* **Problem to work on**:
Copy nothing but the text: reproduce each line of the listing exactly and leave the pictures out.

* **Dataset rows**:
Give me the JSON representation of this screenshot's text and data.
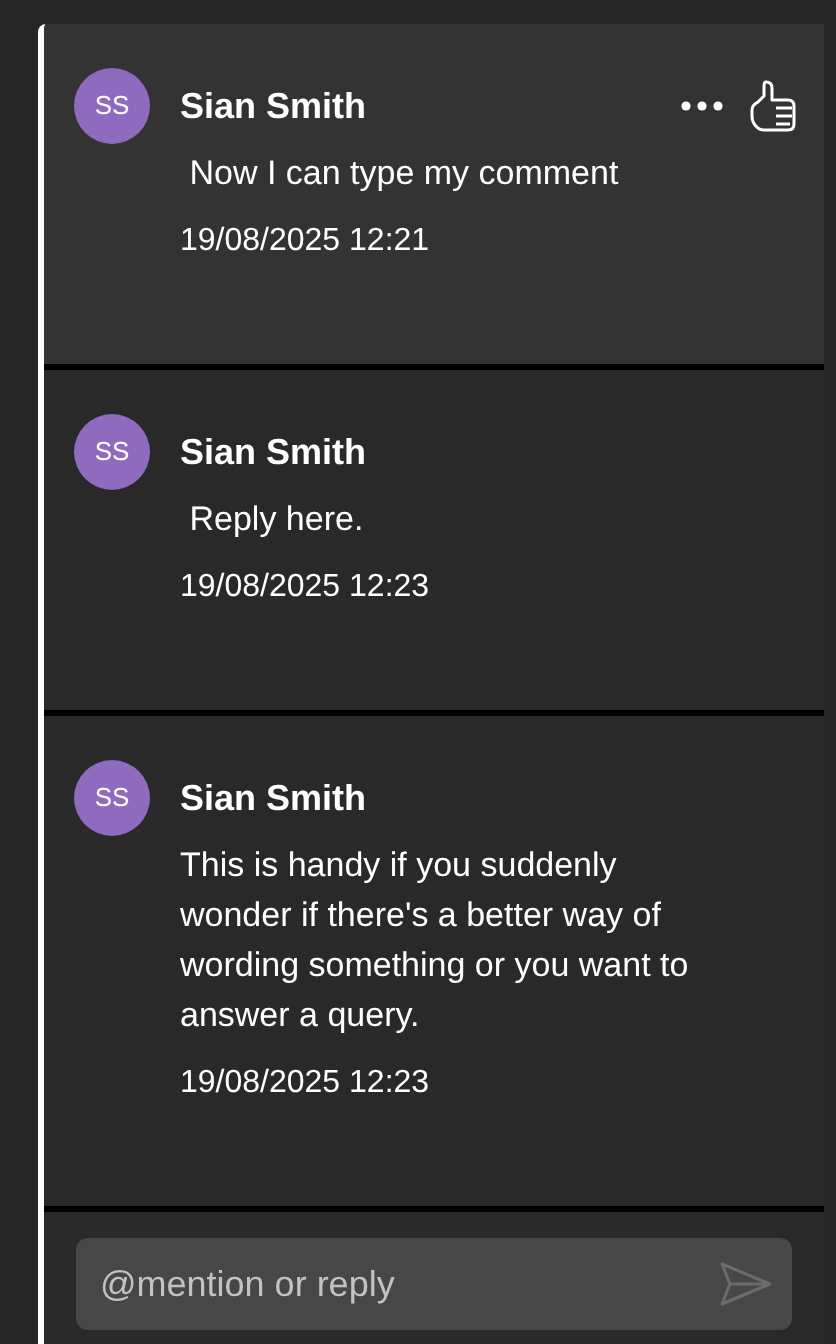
{
  "comments": [
    {
      "initials": "SS",
      "author": "Sian Smith",
      "text": " Now I can type my comment",
      "time": "19/08/2025 12:21",
      "selected": true
    },
    {
      "initials": "SS",
      "author": "Sian Smith",
      "text": " Reply here.",
      "time": "19/08/2025 12:23",
      "selected": false
    },
    {
      "initials": "SS",
      "author": "Sian Smith",
      "text": "This is handy if you suddenly wonder if there's a better way of wording something or you want to answer a query.",
      "time": "19/08/2025 12:23",
      "selected": false
    }
  ],
  "reply": {
    "placeholder": "@mention or reply"
  }
}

* **Correct response**:
Give me the JSON representation of this screenshot's text and data.
{
  "comments": [
    {
      "initials": "SS",
      "author": "Sian Smith",
      "text": " Now I can type my comment",
      "time": "19/08/2025 12:21",
      "selected": true
    },
    {
      "initials": "SS",
      "author": "Sian Smith",
      "text": " Reply here.",
      "time": "19/08/2025 12:23",
      "selected": false
    },
    {
      "initials": "SS",
      "author": "Sian Smith",
      "text": "This is handy if you suddenly wonder if there's a better way of wording something or you want to answer a query.",
      "time": "19/08/2025 12:23",
      "selected": false
    }
  ],
  "reply": {
    "placeholder": "@mention or reply"
  }
}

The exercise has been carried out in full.